- [Required work]: The records below are to be copied word for word, with every picture left out.

- [Data entries for graphics]:
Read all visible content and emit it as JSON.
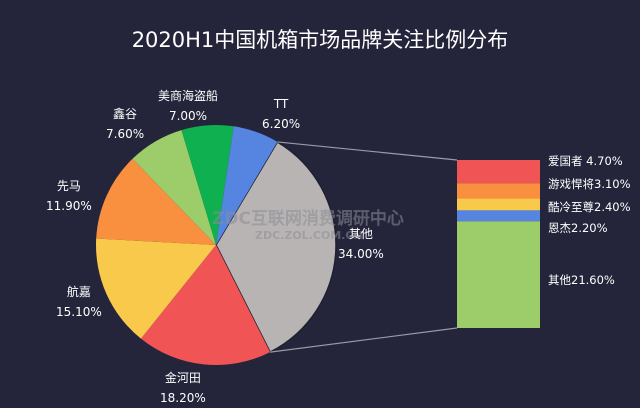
{
  "title": "2020H1中国机箱市场品牌关注比例分布",
  "watermark": {
    "line1": "ZDC互联网消费调研中心",
    "line2": "ZDC.ZOL.COM.CN"
  },
  "chart_data": {
    "type": "pie",
    "subtype": "bar-of-pie",
    "title": "2020H1中国机箱市场品牌关注比例分布",
    "pie": {
      "categories": [
        "其他",
        "金河田",
        "航嘉",
        "先马",
        "鑫谷",
        "美商海盗船",
        "TT"
      ],
      "values": [
        34.0,
        18.2,
        15.1,
        11.9,
        7.6,
        7.0,
        6.2
      ],
      "labels": [
        "34.00%",
        "18.20%",
        "15.10%",
        "11.90%",
        "7.60%",
        "7.00%",
        "6.20%"
      ],
      "colors": [
        "#b8b4b4",
        "#f05455",
        "#f8c94a",
        "#f8903f",
        "#9dcd6b",
        "#0fb04f",
        "#5585e0"
      ]
    },
    "bar": {
      "parent": "其他",
      "categories": [
        "爱国者",
        "游戏悍将",
        "酷冷至尊",
        "恩杰",
        "其他"
      ],
      "values": [
        4.7,
        3.1,
        2.4,
        2.2,
        21.6
      ],
      "labels": [
        "爱国者 4.70%",
        "游戏悍将3.10%",
        "酷冷至尊2.40%",
        "恩杰2.20%",
        "其他21.60%"
      ],
      "colors": [
        "#f05455",
        "#f8903f",
        "#f8c94a",
        "#5585e0",
        "#9dcd6b"
      ]
    },
    "legend": "none",
    "grid": false
  },
  "pie_labels": [
    {
      "name": "其他",
      "value": "34.00%"
    },
    {
      "name": "金河田",
      "value": "18.20%"
    },
    {
      "name": "航嘉",
      "value": "15.10%"
    },
    {
      "name": "先马",
      "value": "11.90%"
    },
    {
      "name": "鑫谷",
      "value": "7.60%"
    },
    {
      "name": "美商海盗船",
      "value": "7.00%"
    },
    {
      "name": "TT",
      "value": "6.20%"
    }
  ],
  "bar_labels": [
    {
      "text": "爱国者 4.70%"
    },
    {
      "text": "游戏悍将3.10%"
    },
    {
      "text": "酷冷至尊2.40%"
    },
    {
      "text": "恩杰2.20%"
    },
    {
      "text": "其他21.60%"
    }
  ]
}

- [Exercise response]:
Read all visible content and emit it as JSON.
{
  "title": "2020H1中国机箱市场品牌关注比例分布",
  "watermark": {
    "line1": "ZDC互联网消费调研中心",
    "line2": "ZDC.ZOL.COM.CN"
  },
  "chart_data": {
    "type": "pie",
    "subtype": "bar-of-pie",
    "title": "2020H1中国机箱市场品牌关注比例分布",
    "pie": {
      "categories": [
        "其他",
        "金河田",
        "航嘉",
        "先马",
        "鑫谷",
        "美商海盗船",
        "TT"
      ],
      "values": [
        34.0,
        18.2,
        15.1,
        11.9,
        7.6,
        7.0,
        6.2
      ],
      "labels": [
        "34.00%",
        "18.20%",
        "15.10%",
        "11.90%",
        "7.60%",
        "7.00%",
        "6.20%"
      ],
      "colors": [
        "#b8b4b4",
        "#f05455",
        "#f8c94a",
        "#f8903f",
        "#9dcd6b",
        "#0fb04f",
        "#5585e0"
      ]
    },
    "bar": {
      "parent": "其他",
      "categories": [
        "爱国者",
        "游戏悍将",
        "酷冷至尊",
        "恩杰",
        "其他"
      ],
      "values": [
        4.7,
        3.1,
        2.4,
        2.2,
        21.6
      ],
      "labels": [
        "爱国者 4.70%",
        "游戏悍将3.10%",
        "酷冷至尊2.40%",
        "恩杰2.20%",
        "其他21.60%"
      ],
      "colors": [
        "#f05455",
        "#f8903f",
        "#f8c94a",
        "#5585e0",
        "#9dcd6b"
      ]
    },
    "legend": "none",
    "grid": false
  },
  "pie_labels": [
    {
      "name": "其他",
      "value": "34.00%"
    },
    {
      "name": "金河田",
      "value": "18.20%"
    },
    {
      "name": "航嘉",
      "value": "15.10%"
    },
    {
      "name": "先马",
      "value": "11.90%"
    },
    {
      "name": "鑫谷",
      "value": "7.60%"
    },
    {
      "name": "美商海盗船",
      "value": "7.00%"
    },
    {
      "name": "TT",
      "value": "6.20%"
    }
  ],
  "bar_labels": [
    {
      "text": "爱国者 4.70%"
    },
    {
      "text": "游戏悍将3.10%"
    },
    {
      "text": "酷冷至尊2.40%"
    },
    {
      "text": "恩杰2.20%"
    },
    {
      "text": "其他21.60%"
    }
  ]
}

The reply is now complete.